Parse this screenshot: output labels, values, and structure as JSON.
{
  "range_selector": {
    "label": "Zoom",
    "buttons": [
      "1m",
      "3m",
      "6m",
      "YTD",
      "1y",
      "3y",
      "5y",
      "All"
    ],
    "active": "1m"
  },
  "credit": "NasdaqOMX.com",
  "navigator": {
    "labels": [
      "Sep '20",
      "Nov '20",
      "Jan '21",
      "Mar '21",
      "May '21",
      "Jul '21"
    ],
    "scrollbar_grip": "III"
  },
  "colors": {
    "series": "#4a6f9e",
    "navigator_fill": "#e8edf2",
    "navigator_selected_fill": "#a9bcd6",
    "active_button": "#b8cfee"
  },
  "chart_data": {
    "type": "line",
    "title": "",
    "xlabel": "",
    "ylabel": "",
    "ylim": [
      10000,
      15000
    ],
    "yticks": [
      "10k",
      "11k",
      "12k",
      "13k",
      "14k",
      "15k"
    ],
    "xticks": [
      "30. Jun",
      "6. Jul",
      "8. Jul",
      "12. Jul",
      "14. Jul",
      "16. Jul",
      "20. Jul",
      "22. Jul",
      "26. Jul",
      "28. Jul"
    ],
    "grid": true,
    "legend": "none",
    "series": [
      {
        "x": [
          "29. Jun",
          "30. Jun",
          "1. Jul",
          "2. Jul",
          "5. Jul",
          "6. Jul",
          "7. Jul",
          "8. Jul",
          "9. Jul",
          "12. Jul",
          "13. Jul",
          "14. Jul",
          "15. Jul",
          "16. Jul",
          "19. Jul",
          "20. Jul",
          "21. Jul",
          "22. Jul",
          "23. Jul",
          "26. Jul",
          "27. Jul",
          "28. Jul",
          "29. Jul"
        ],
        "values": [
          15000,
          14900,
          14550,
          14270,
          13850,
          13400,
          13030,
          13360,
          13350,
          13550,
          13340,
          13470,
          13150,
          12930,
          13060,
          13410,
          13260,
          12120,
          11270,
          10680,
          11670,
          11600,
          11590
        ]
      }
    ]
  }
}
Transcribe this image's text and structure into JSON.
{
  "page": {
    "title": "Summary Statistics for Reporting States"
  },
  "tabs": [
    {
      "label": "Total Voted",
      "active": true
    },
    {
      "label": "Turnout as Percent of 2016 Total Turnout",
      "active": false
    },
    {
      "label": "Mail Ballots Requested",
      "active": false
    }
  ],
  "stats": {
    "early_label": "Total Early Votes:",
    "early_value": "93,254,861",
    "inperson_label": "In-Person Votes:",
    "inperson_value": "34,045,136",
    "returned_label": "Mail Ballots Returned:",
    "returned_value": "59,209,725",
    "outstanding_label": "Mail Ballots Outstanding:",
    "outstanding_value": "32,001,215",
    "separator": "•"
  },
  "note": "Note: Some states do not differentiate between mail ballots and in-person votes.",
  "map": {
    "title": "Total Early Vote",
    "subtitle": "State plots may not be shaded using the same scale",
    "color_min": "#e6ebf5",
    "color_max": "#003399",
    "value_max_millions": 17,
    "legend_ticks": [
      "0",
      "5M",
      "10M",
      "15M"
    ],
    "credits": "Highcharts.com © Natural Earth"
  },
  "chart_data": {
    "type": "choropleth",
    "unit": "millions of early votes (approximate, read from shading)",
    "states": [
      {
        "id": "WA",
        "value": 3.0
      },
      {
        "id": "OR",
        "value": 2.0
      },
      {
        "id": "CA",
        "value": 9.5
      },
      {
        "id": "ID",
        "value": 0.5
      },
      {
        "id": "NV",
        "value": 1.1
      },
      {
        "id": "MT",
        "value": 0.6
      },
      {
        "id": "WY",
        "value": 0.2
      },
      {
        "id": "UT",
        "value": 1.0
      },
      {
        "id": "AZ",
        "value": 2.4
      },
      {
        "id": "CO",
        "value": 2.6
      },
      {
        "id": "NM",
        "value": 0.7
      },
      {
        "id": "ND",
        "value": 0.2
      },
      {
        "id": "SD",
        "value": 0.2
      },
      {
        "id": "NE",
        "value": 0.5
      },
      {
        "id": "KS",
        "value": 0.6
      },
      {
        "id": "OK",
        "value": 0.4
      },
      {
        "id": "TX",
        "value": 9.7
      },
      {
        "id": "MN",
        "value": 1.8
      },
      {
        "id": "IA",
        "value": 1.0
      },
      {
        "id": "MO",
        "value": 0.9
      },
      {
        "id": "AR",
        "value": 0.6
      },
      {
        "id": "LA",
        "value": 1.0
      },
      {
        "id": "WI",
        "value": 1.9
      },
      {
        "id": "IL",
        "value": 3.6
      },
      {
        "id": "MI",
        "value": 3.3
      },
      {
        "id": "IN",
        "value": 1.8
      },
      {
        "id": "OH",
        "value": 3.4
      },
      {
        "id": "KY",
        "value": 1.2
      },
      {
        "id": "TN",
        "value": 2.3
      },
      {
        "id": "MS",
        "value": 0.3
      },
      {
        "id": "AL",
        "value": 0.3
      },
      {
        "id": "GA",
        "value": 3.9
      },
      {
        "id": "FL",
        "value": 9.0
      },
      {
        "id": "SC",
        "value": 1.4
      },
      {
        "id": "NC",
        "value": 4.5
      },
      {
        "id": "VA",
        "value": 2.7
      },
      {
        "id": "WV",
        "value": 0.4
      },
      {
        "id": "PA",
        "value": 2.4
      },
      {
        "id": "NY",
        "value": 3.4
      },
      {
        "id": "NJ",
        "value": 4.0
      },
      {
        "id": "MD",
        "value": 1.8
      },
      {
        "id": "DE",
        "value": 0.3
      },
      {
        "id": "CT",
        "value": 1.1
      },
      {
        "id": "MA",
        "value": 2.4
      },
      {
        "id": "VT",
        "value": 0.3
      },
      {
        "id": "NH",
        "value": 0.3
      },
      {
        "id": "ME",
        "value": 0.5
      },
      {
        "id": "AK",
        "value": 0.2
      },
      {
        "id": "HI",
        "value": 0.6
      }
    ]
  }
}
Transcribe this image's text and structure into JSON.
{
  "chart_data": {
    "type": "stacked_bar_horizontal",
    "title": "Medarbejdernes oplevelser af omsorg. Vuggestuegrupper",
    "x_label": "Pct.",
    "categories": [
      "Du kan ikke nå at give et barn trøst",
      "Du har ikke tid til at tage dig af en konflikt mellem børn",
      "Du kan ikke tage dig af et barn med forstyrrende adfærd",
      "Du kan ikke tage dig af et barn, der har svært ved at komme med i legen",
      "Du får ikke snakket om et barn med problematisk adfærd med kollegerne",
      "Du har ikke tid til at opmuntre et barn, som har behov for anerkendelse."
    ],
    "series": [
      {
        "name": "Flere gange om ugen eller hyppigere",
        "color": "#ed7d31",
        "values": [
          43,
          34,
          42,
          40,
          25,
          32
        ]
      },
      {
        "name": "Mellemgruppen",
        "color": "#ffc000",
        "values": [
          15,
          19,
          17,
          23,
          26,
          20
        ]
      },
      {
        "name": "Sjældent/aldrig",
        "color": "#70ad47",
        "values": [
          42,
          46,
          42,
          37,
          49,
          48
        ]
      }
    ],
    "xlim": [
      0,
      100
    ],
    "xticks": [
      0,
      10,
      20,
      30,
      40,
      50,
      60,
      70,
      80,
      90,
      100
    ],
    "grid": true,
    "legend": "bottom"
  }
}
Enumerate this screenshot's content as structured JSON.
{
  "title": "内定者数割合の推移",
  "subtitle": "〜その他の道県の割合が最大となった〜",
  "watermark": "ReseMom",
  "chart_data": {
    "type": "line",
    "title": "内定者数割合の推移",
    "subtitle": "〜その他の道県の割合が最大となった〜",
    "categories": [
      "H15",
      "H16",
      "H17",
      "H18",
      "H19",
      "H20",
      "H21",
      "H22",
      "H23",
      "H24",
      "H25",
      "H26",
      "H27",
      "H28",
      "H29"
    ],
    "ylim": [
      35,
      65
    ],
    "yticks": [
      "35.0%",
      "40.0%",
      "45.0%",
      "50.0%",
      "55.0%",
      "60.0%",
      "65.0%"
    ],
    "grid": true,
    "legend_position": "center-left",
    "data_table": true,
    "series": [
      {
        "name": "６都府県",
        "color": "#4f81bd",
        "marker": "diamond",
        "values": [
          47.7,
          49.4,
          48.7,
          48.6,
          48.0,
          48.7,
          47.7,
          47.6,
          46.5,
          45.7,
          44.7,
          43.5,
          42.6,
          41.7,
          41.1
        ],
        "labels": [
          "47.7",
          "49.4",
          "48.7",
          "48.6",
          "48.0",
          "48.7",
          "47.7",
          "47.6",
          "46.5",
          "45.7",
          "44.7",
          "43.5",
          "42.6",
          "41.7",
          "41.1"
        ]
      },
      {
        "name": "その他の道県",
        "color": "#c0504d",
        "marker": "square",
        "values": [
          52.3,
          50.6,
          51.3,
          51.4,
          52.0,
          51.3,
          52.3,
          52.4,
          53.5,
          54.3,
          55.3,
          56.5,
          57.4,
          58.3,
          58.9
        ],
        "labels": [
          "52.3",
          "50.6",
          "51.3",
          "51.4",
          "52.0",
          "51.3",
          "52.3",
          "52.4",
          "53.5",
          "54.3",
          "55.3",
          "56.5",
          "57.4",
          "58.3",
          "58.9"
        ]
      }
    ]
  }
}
════════════════════
• **TASK TO COMPLETE**: Determine the number of lines in the listing that hold the word "this", and supply that number and nothing further.

• **TASK SOLUTION**: 4